What is required. In the text on signal spoofing, how large a sudden rise in received power especially points to an attack?

Given text.

++++++++++++++++++++

This kind of technology looks for distortion or interference during signal spoofing and detects unreasonable jumps in carrier amplitude, coding phase and carrier phase, especially at the beginning of the attack [88]. One approach is to use received power monitoring (RPM). This views the total received power in absolute proportion. This requires viewing all received carrier amplitude values and automatic gain control (AGC) set points at the RF front-end of the receiver. Since the spoofer needs a substantial power advantage, a sudden power jump may indicate an attack, especially when the increase is more than 1 or 2 dB [89,90]. Such methods are more suitable for strong and short-lived scenarios because such distortion occurs only during the initial drag spoofing [13].

Another approach is detection technology based on signal processing, which can work long after the initial drag deception [21,91]. This technology constantly tries to regain all its tracking signals. It performs a robust search for each signal over the entire range of possible code phases and carrier Doppler shifts [21]. However, due to brute force acquisition and search, it brings a heavy signal processing burden to the receiver.

5.2. Anti-Spoofing Technology Based on Encryption

Such technologies use encryption to create unpredictable parts of the transmission signal that make it difficult for the deceiver to make the above estimation and replay the deception. The strongest defense measure is to encrypt the whole extension code $C_i\left(t\right)$ with a symmetric key.

++++++++++++++++++++

Some lines:
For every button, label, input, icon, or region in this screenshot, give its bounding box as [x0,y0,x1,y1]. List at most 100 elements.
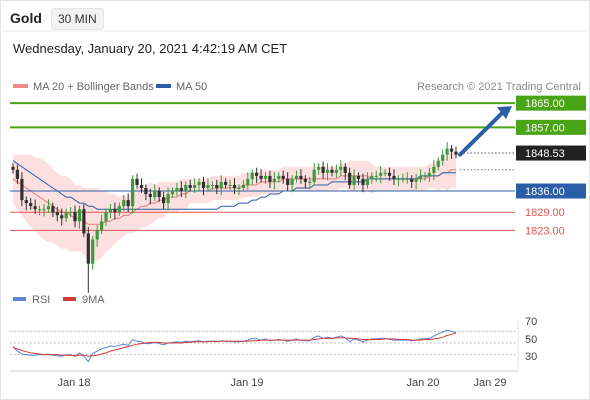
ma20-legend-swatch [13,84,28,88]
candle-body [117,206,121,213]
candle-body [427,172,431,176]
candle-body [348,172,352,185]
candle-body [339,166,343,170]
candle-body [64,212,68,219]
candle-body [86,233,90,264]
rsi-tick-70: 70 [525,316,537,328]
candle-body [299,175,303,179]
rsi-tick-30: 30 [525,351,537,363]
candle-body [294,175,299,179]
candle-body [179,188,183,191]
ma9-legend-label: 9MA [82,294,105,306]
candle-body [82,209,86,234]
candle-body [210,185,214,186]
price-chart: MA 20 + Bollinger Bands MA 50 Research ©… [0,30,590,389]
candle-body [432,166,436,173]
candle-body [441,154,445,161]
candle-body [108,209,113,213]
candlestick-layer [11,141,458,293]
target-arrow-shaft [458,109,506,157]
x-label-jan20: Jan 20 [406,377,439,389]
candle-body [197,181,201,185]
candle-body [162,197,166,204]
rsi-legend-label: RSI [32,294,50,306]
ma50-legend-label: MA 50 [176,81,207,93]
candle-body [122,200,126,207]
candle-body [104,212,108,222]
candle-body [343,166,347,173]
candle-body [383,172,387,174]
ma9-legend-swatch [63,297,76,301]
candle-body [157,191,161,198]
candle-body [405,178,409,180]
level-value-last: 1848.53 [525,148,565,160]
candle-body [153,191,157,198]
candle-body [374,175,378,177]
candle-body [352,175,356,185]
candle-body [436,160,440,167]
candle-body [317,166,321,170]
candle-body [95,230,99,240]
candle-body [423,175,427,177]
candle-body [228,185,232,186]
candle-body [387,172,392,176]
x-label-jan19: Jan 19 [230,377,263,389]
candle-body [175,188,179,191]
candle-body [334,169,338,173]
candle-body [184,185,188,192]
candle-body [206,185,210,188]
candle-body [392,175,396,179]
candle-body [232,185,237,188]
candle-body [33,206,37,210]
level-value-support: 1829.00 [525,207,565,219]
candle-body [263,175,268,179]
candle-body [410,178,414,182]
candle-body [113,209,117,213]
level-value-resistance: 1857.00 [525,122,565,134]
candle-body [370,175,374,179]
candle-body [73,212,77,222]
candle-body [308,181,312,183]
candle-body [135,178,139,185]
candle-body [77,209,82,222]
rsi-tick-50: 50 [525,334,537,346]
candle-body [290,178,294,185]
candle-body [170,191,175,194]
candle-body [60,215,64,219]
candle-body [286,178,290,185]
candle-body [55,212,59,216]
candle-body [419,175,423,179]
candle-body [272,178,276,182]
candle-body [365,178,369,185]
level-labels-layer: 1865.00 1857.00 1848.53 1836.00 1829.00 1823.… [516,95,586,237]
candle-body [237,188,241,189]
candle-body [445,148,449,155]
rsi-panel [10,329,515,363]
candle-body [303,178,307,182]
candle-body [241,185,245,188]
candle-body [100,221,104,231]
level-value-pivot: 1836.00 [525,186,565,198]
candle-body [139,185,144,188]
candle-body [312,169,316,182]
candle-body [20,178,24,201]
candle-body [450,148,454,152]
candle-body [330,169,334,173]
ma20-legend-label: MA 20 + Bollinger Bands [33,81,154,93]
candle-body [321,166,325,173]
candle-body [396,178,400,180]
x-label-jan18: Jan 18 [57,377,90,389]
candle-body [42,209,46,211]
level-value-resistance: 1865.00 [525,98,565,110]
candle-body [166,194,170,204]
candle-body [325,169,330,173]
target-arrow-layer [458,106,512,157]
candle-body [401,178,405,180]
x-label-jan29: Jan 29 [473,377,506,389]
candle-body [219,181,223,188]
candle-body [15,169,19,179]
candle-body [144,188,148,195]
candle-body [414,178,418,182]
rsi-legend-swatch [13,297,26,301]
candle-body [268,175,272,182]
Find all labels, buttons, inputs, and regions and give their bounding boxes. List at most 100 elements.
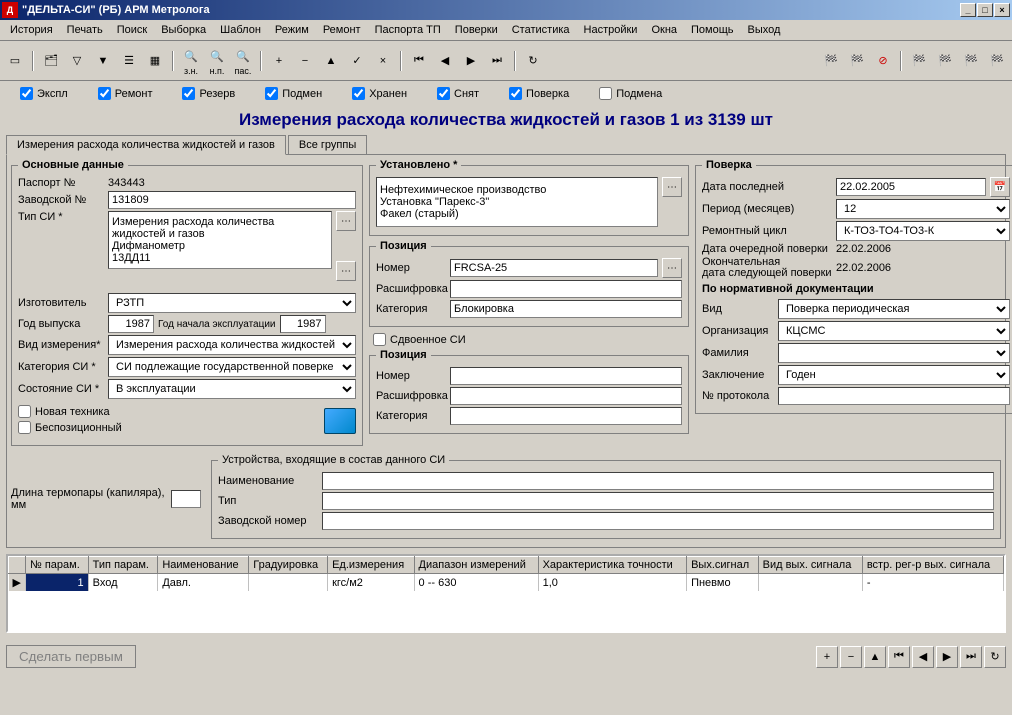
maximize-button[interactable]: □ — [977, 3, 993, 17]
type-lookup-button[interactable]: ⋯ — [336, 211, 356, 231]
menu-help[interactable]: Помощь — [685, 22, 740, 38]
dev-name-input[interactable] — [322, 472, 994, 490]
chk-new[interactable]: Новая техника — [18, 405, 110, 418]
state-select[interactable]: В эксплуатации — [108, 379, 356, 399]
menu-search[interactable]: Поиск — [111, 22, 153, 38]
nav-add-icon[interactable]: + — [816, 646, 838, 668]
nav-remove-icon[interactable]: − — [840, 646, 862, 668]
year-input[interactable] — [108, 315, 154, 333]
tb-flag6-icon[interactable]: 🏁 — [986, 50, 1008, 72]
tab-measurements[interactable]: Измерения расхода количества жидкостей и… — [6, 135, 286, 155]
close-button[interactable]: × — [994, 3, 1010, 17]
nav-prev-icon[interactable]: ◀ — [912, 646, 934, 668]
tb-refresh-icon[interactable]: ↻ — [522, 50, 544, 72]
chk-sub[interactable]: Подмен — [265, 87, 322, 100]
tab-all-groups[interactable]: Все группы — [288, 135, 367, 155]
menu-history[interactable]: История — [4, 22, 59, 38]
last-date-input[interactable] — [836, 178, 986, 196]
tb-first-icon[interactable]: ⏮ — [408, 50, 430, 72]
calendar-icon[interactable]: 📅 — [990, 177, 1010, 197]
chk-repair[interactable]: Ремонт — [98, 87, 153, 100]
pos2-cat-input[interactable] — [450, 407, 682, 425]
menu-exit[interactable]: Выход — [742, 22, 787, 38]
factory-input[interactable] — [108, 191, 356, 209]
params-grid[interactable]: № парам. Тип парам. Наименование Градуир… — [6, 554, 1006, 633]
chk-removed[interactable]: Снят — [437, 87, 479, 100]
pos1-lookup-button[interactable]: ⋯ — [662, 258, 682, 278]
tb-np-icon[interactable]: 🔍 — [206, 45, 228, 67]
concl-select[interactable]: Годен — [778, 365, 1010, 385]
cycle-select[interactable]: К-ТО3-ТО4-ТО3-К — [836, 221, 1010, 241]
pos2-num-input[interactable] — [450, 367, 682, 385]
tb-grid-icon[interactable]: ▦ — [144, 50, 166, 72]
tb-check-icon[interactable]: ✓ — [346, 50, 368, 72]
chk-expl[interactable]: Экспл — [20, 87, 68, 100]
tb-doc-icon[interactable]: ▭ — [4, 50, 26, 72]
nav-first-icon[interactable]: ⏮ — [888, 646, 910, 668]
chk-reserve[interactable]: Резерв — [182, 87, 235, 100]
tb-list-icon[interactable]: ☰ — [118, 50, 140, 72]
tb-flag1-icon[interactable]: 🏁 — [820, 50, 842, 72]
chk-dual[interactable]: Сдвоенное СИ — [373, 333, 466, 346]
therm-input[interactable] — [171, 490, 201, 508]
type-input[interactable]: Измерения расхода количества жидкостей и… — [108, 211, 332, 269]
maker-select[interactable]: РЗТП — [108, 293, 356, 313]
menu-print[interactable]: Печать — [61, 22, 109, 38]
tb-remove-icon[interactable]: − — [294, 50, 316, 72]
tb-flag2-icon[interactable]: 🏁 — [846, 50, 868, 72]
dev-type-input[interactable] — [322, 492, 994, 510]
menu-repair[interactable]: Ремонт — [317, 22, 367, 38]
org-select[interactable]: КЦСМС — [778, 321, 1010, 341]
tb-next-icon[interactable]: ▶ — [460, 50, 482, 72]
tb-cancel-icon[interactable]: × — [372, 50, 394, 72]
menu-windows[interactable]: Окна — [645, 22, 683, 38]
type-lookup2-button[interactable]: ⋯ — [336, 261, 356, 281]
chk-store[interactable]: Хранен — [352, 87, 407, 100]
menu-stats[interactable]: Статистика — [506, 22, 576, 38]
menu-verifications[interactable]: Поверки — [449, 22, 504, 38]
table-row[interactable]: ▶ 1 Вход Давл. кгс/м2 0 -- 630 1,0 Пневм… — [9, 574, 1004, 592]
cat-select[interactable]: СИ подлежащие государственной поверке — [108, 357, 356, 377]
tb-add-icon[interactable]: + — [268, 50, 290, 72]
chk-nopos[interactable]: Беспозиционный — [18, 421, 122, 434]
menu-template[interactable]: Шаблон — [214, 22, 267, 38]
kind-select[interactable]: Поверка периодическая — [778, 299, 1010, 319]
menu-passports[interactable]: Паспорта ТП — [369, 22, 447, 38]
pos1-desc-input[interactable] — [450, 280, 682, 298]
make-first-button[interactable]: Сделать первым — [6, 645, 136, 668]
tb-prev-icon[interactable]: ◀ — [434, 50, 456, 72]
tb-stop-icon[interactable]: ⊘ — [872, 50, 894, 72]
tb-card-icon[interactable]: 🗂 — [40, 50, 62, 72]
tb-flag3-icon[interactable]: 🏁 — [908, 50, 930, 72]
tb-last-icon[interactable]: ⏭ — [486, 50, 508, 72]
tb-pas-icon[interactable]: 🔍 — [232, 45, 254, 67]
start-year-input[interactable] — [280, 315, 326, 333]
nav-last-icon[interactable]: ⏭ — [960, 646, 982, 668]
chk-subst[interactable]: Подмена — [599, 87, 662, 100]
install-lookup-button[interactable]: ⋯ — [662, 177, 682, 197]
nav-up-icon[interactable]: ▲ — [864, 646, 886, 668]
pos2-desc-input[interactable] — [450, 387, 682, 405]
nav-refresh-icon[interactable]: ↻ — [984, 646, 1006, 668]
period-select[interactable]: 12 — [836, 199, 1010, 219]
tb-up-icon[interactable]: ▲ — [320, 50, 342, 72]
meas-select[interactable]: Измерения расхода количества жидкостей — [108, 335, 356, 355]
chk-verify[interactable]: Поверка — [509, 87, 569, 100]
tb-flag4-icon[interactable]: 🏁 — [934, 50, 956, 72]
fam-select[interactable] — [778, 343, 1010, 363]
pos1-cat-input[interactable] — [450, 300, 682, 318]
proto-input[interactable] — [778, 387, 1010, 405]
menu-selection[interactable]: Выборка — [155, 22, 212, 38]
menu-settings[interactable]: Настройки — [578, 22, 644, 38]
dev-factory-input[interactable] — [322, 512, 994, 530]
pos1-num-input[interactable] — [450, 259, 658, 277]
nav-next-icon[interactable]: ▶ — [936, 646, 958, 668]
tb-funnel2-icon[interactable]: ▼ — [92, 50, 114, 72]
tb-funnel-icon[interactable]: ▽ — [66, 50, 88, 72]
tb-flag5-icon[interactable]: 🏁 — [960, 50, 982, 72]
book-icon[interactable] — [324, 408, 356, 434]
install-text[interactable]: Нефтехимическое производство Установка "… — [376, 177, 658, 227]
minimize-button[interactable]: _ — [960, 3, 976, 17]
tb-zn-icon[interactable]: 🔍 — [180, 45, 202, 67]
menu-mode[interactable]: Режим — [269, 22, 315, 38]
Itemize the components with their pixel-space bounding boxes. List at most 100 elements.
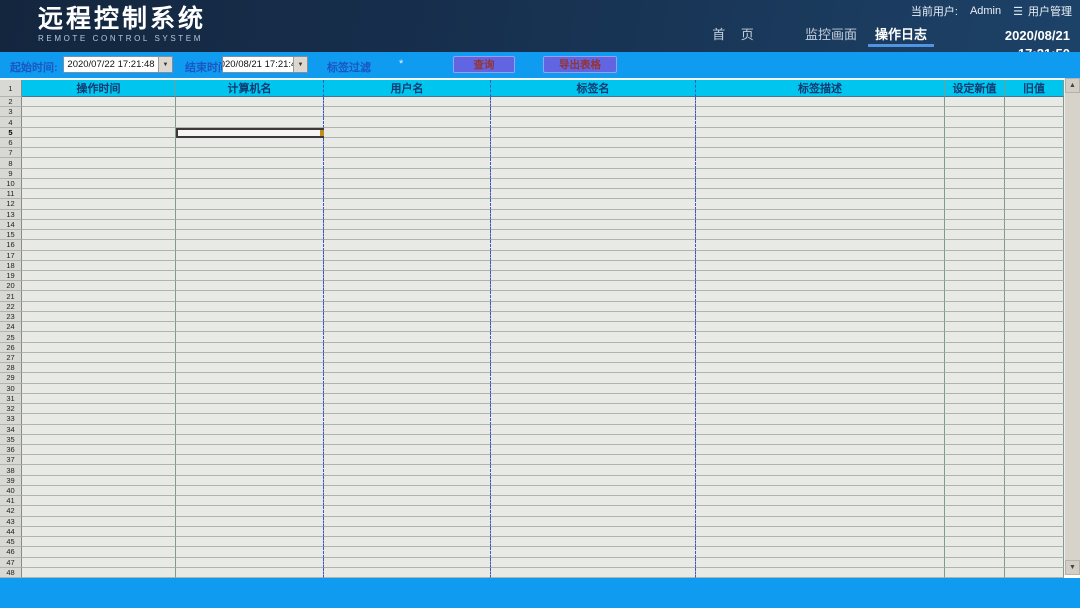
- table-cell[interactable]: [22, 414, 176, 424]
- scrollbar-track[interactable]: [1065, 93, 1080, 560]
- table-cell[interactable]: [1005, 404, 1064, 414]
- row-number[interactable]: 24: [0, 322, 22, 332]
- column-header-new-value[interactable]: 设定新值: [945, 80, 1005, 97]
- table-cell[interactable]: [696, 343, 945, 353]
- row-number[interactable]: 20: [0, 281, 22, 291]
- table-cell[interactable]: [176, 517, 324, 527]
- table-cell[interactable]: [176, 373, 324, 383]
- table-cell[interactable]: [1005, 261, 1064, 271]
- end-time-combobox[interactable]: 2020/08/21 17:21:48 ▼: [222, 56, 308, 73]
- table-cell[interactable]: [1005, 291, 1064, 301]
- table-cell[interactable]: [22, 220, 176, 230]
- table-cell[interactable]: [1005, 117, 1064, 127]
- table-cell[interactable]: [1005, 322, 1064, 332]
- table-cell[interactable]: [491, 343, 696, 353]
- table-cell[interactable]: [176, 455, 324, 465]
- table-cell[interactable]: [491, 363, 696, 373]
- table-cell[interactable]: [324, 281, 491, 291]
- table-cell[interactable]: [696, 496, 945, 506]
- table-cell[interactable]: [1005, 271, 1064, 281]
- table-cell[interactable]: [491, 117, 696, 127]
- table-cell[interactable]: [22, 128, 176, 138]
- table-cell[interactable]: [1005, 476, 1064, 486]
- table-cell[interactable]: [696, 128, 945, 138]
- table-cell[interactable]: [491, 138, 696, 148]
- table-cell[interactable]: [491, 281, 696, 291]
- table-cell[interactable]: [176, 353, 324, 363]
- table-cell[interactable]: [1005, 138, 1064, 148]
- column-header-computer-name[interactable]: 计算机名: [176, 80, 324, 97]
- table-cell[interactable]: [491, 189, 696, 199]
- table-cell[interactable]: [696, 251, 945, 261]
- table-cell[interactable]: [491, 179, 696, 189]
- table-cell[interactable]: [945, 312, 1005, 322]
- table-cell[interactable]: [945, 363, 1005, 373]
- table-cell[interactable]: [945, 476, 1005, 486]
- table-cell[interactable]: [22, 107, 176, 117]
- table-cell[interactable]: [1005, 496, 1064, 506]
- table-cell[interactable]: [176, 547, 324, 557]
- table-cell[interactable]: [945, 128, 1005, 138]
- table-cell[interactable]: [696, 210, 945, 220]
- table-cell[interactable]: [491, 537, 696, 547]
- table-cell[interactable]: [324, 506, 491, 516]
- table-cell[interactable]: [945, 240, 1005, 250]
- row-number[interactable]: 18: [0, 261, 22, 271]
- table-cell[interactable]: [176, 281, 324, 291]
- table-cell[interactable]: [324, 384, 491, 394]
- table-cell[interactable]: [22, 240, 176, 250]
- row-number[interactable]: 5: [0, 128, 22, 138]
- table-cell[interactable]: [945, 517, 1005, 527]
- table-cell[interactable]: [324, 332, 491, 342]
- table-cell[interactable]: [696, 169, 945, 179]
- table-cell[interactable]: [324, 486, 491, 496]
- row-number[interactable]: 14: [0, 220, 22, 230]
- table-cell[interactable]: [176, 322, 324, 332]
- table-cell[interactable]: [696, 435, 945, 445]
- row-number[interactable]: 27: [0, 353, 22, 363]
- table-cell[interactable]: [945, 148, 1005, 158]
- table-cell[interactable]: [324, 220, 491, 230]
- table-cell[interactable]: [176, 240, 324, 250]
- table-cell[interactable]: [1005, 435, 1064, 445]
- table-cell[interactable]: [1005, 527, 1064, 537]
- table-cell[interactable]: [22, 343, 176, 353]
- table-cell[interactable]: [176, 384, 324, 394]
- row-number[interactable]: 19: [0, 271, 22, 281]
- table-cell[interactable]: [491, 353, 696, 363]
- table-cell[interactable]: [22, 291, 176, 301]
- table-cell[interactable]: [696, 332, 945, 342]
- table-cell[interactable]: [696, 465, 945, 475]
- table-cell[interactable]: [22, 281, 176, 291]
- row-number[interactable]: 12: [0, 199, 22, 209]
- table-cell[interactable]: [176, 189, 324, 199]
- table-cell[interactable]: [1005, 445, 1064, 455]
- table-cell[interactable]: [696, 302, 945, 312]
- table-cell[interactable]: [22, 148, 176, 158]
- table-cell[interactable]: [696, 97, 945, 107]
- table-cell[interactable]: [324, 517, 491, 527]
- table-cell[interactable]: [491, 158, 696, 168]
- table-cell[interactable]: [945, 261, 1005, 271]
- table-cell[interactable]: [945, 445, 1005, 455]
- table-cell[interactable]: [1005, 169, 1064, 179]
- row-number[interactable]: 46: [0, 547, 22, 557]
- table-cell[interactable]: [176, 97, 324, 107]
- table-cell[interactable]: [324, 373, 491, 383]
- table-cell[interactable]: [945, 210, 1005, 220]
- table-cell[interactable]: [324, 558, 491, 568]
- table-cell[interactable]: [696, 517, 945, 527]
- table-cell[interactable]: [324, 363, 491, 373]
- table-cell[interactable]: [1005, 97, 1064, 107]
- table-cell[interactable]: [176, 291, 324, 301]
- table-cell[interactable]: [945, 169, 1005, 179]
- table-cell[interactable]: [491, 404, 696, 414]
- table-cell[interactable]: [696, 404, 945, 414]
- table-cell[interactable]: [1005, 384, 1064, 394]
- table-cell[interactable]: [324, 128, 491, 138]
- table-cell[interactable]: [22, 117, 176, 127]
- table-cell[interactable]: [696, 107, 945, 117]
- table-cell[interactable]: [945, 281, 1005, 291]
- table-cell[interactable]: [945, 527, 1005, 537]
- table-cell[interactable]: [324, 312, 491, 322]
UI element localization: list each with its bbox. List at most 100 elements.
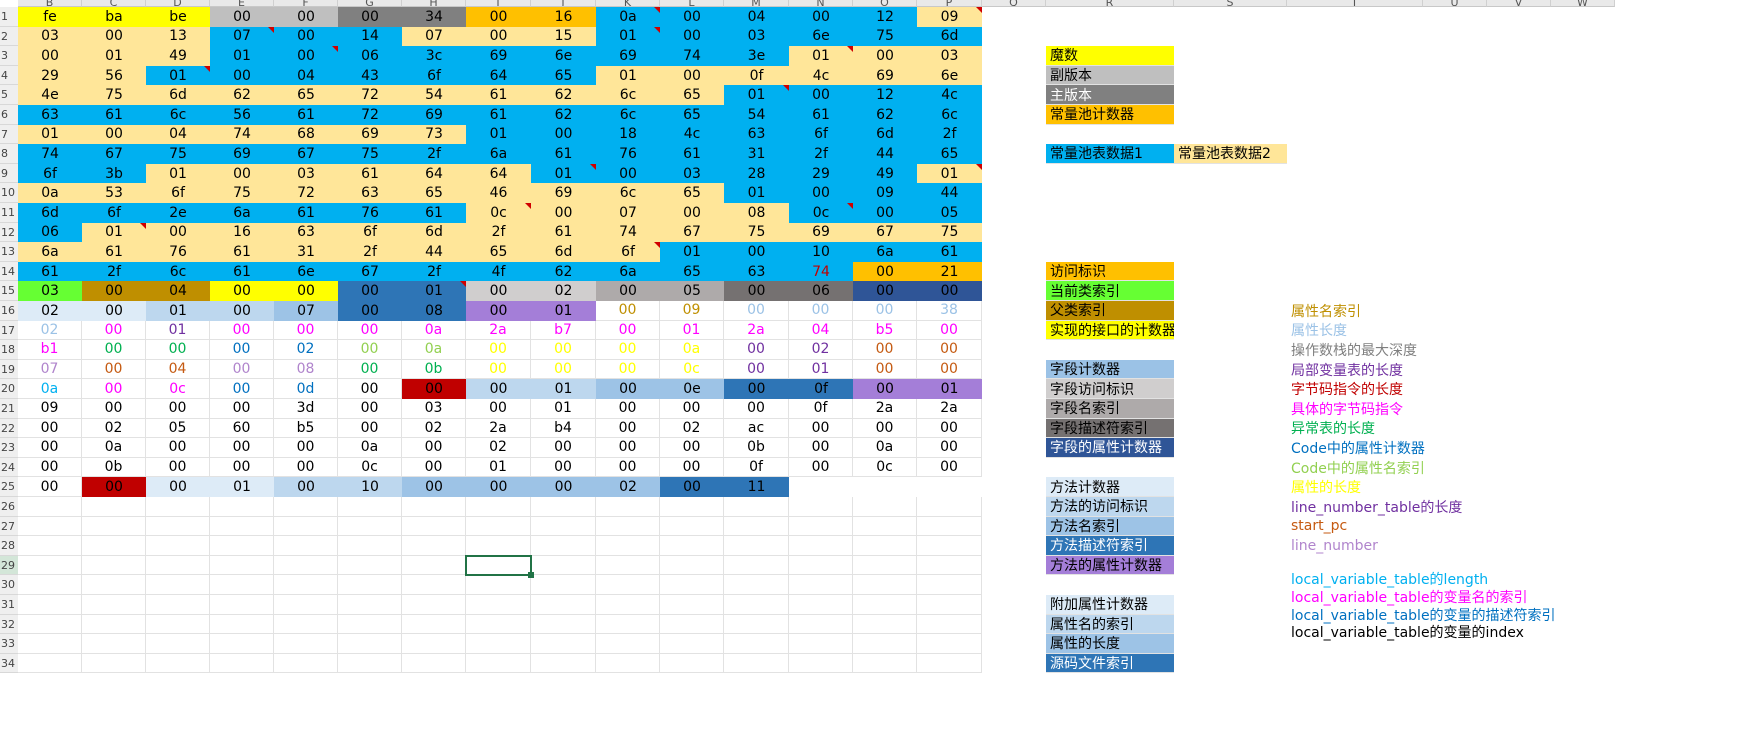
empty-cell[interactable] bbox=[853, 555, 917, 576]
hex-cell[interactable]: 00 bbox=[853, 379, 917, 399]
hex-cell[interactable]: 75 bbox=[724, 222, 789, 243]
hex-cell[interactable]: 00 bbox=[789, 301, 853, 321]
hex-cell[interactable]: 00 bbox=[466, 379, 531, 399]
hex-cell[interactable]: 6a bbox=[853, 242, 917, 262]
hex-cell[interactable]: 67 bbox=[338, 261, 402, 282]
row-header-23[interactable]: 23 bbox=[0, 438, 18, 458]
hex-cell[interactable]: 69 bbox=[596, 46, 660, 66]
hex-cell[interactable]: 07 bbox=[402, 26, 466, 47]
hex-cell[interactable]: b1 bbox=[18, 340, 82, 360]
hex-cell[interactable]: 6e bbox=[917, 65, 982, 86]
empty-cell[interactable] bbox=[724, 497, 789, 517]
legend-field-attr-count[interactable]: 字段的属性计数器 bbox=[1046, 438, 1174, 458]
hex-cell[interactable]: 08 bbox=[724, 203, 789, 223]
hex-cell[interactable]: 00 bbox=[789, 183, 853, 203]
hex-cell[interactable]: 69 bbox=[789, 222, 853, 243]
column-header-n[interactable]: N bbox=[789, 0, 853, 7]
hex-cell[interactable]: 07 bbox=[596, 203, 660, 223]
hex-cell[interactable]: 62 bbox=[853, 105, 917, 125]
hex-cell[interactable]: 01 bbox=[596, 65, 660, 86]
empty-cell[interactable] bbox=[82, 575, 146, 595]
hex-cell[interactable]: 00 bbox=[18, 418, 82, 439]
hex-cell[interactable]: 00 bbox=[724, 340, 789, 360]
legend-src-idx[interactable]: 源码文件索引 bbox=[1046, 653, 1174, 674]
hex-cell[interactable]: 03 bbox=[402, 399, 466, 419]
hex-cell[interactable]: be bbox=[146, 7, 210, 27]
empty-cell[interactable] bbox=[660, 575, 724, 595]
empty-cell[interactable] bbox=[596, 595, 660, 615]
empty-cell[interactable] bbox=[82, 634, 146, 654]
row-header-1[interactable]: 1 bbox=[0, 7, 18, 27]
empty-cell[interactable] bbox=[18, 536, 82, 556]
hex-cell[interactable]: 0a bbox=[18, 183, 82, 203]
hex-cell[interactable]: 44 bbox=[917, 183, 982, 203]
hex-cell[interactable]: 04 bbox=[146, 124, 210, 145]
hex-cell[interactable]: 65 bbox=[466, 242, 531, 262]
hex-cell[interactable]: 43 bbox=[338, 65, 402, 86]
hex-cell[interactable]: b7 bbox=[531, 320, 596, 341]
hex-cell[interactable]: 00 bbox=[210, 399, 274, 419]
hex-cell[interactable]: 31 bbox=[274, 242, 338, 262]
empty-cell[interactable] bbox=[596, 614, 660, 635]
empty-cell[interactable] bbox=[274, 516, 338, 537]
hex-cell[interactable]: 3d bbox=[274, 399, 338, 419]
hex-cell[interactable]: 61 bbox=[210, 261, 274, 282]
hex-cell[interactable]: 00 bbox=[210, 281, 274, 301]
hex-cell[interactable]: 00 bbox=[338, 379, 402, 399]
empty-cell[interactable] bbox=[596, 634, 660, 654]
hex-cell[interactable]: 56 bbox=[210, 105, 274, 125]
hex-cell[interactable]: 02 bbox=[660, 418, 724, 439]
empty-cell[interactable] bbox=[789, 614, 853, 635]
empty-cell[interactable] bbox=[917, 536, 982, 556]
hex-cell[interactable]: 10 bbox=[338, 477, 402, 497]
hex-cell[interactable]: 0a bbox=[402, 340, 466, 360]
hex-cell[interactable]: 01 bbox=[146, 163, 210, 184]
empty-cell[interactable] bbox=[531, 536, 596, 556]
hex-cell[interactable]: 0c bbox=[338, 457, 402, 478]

++++++++++++++++++++

Solution to this problem. A rise of more than 1 or 2 dB.